→ **GIVEN TASK**
Copy every line of the listing exactly.

→ **DATA EXCERPTS**
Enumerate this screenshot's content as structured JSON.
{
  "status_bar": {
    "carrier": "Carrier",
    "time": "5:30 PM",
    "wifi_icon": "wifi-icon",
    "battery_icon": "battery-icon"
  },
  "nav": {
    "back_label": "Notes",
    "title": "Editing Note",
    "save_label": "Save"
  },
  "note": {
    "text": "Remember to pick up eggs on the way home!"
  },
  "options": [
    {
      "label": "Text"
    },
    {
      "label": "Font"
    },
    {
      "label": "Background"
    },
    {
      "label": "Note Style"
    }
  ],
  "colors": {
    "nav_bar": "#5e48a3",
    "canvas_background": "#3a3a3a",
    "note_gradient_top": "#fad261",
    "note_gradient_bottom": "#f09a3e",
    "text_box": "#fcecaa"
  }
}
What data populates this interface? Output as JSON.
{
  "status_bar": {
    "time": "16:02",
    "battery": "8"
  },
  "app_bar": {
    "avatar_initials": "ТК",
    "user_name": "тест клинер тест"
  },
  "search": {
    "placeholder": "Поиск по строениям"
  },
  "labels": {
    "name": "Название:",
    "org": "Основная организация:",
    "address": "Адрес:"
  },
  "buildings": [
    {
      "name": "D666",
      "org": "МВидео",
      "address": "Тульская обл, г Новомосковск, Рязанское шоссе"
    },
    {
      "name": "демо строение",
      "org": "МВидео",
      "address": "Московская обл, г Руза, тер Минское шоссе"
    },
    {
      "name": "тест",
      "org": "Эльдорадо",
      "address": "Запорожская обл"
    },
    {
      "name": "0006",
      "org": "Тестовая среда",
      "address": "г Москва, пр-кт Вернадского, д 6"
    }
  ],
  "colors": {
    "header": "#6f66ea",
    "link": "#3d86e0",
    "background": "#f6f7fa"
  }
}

→ **TASK OUTPUT**
Enumerate this screenshot's content as structured JSON.
{
  "status_bar": {
    "carrier": "Carrier",
    "time": "5:30 PM",
    "wifi_icon": "wifi-icon",
    "battery_icon": "battery-icon"
  },
  "nav": {
    "back_label": "Notes",
    "title": "Editing Note",
    "save_label": "Save"
  },
  "note": {
    "text": "Remember to pick up eggs on the way home!"
  },
  "options": [
    {
      "label": "Text"
    },
    {
      "label": "Font"
    },
    {
      "label": "Background"
    },
    {
      "label": "Note Style"
    }
  ],
  "colors": {
    "nav_bar": "#5e48a3",
    "canvas_background": "#3a3a3a",
    "note_gradient_top": "#fad261",
    "note_gradient_bottom": "#f09a3e",
    "text_box": "#fcecaa"
  }
}
What data populates this interface? Output as JSON.
{
  "status_bar": {
    "time": "16:02",
    "battery": "8"
  },
  "app_bar": {
    "avatar_initials": "ТК",
    "user_name": "тест клинер тест"
  },
  "search": {
    "placeholder": "Поиск по строениям"
  },
  "labels": {
    "name": "Название:",
    "org": "Основная организация:",
    "address": "Адрес:"
  },
  "buildings": [
    {
      "name": "D666",
      "org": "МВидео",
      "address": "Тульская обл, г Новомосковск, Рязанское шоссе"
    },
    {
      "name": "демо строение",
      "org": "МВидео",
      "address": "Московская обл, г Руза, тер Минское шоссе"
    },
    {
      "name": "тест",
      "org": "Эльдорадо",
      "address": "Запорожская обл"
    },
    {
      "name": "0006",
      "org": "Тестовая среда",
      "address": "г Москва, пр-кт Вернадского, д 6"
    }
  ],
  "colors": {
    "header": "#6f66ea",
    "link": "#3d86e0",
    "background": "#f6f7fa"
  }
}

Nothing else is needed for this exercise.